What is required: Determine the number of lines in these entries that hold the word "доставки". Give the number and nothing more.

Supplied entries:

────

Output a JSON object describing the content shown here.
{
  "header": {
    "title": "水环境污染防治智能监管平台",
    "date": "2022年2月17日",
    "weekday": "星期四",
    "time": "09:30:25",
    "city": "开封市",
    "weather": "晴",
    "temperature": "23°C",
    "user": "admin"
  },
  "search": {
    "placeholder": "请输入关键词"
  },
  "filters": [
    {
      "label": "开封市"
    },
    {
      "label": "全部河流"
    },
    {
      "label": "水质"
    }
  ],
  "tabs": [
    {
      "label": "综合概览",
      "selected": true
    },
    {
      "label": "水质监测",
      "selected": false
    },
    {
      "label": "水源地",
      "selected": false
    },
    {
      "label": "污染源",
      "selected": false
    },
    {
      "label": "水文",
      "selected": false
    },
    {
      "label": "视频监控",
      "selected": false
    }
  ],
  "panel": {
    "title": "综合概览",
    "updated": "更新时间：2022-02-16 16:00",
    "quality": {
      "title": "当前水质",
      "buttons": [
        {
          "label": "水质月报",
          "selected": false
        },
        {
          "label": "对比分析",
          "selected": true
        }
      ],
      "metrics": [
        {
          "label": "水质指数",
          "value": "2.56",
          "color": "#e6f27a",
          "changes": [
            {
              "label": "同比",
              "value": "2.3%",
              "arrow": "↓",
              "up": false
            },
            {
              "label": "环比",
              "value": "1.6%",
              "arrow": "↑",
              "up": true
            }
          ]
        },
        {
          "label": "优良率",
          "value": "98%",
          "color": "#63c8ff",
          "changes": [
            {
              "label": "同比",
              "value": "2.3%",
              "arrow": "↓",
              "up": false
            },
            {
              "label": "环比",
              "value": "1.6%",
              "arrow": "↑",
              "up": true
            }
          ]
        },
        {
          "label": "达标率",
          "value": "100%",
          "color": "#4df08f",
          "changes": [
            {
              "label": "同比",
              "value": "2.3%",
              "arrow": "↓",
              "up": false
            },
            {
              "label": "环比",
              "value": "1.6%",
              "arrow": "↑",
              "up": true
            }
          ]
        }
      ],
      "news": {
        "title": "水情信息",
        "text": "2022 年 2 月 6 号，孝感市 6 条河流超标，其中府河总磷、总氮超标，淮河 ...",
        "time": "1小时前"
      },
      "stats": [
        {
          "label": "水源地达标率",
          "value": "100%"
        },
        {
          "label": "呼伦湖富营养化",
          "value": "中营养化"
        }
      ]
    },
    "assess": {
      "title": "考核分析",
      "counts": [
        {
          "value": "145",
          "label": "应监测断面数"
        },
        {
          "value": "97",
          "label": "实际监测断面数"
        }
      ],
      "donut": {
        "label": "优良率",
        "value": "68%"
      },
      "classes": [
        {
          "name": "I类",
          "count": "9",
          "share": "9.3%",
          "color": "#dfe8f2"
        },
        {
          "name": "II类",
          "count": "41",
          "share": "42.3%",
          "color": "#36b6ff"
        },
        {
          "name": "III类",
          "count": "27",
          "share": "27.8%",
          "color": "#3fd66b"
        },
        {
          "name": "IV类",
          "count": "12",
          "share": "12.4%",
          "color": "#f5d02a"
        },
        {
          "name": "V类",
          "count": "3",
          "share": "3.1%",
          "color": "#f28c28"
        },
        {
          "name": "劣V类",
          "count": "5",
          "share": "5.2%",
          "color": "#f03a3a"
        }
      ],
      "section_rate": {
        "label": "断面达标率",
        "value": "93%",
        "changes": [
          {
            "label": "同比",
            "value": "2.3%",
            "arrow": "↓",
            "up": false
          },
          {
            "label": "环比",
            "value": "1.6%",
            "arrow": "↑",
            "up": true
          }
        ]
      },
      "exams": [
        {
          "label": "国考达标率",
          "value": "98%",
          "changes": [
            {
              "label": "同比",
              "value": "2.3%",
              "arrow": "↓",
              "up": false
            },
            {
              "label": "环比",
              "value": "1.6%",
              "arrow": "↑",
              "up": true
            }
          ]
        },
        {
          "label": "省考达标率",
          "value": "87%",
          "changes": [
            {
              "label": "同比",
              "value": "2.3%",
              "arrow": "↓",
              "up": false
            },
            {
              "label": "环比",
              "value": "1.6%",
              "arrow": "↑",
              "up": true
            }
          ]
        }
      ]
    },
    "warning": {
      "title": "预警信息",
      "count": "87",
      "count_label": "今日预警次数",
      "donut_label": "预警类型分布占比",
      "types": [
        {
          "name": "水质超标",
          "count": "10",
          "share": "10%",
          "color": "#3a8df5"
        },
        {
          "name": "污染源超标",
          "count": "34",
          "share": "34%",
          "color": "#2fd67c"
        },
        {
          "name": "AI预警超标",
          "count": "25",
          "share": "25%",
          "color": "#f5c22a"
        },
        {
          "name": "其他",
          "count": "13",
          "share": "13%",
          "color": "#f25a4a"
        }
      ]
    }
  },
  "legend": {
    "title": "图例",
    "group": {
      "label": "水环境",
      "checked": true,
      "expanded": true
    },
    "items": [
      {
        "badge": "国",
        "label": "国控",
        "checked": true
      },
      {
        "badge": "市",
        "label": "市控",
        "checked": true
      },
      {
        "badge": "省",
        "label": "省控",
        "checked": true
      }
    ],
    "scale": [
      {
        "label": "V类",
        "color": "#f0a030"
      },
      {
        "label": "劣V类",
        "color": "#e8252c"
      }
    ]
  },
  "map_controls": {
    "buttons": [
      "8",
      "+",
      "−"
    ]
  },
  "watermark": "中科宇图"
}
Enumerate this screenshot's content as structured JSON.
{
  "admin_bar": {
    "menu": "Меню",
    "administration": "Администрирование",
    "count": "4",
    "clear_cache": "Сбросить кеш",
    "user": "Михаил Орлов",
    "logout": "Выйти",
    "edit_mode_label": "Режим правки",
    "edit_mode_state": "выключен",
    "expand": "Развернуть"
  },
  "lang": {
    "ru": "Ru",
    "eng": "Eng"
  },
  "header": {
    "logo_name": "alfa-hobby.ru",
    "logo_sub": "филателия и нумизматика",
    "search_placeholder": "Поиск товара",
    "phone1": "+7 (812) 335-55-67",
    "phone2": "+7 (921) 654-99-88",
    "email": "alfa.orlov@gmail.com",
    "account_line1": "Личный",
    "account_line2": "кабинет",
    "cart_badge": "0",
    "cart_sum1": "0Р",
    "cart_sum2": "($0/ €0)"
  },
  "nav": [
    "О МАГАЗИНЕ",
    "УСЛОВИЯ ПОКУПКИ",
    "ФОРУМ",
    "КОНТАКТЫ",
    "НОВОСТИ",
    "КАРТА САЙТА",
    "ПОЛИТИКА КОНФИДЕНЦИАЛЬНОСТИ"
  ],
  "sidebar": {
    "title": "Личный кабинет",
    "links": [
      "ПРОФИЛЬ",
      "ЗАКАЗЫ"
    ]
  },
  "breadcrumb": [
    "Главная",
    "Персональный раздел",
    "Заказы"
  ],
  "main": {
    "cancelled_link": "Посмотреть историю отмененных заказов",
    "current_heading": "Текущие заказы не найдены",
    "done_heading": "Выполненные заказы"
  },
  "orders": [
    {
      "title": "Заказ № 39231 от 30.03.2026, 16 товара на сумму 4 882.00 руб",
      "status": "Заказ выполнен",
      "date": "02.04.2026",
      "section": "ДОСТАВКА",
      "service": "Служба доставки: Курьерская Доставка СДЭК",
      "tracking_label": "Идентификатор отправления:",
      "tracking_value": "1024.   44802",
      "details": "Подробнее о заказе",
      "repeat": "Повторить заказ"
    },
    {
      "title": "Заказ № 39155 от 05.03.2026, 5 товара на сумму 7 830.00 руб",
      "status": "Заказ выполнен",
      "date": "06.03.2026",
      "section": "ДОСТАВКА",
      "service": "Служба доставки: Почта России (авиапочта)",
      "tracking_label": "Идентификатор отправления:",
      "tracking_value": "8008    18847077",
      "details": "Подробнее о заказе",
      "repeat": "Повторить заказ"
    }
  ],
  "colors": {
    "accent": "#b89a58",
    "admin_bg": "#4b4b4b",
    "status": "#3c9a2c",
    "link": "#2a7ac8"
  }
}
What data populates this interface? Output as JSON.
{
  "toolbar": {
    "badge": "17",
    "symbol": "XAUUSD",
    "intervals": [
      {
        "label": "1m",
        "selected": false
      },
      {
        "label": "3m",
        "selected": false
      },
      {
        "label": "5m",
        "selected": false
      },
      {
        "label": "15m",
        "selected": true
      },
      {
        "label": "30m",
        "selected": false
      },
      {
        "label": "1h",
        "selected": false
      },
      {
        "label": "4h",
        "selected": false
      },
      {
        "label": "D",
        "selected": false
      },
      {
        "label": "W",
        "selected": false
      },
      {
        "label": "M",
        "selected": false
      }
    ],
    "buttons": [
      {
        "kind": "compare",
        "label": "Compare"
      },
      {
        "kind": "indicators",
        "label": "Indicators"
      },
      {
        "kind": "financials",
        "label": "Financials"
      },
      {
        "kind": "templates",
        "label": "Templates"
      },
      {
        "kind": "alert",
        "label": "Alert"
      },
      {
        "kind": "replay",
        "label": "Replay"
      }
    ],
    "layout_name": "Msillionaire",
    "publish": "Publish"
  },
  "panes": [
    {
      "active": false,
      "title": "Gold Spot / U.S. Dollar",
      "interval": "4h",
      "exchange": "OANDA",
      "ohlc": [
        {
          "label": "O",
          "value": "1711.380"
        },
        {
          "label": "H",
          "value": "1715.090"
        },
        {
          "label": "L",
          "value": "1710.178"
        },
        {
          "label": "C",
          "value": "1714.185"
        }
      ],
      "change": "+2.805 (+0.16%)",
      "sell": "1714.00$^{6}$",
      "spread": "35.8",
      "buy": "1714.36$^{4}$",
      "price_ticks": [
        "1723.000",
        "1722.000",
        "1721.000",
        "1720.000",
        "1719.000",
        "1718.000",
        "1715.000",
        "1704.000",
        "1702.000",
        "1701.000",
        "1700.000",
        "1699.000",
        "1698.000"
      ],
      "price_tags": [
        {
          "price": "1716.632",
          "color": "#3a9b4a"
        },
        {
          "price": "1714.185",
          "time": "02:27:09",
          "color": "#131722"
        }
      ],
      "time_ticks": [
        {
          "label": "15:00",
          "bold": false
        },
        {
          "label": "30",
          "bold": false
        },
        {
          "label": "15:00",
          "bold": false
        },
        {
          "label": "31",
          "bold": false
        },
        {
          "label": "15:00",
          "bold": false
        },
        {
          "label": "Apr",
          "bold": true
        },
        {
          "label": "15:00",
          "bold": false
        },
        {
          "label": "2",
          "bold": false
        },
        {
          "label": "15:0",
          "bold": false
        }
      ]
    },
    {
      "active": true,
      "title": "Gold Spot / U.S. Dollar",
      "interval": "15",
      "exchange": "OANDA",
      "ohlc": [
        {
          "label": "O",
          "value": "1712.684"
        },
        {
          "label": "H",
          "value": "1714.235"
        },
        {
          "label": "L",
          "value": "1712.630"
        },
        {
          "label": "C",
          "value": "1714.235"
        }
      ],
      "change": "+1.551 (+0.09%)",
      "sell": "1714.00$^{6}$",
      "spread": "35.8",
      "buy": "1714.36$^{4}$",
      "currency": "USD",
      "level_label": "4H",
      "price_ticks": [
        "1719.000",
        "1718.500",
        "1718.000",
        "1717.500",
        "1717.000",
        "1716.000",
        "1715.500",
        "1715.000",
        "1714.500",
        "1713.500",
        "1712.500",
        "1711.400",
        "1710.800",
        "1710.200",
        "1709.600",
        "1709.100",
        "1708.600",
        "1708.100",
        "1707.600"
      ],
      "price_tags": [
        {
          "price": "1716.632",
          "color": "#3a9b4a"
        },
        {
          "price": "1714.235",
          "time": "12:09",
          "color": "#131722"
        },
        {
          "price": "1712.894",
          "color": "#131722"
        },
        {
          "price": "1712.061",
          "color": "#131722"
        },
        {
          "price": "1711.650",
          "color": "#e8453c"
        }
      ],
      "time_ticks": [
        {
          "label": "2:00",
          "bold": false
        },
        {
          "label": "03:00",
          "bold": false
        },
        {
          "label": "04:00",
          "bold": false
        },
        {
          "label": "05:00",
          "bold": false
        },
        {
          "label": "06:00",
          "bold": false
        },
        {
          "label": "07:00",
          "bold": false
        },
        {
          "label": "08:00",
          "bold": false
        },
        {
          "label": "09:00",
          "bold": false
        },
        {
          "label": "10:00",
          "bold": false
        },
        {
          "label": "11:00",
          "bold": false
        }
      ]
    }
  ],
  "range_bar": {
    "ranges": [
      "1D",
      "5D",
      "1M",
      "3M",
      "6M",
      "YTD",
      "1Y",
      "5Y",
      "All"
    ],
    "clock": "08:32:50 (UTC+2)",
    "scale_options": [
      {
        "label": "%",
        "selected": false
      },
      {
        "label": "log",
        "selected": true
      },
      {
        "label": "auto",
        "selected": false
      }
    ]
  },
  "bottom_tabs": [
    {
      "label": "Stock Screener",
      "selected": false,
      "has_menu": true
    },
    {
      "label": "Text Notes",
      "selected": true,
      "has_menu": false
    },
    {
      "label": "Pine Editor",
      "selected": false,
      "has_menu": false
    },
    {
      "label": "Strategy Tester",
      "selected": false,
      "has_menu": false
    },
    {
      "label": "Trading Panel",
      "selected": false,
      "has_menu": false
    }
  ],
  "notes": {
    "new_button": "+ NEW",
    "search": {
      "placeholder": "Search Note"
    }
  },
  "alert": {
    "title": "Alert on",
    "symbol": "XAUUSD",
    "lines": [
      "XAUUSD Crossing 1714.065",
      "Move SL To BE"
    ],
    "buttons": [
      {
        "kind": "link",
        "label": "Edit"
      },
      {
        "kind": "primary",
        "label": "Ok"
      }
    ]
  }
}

────

Solved problem: 2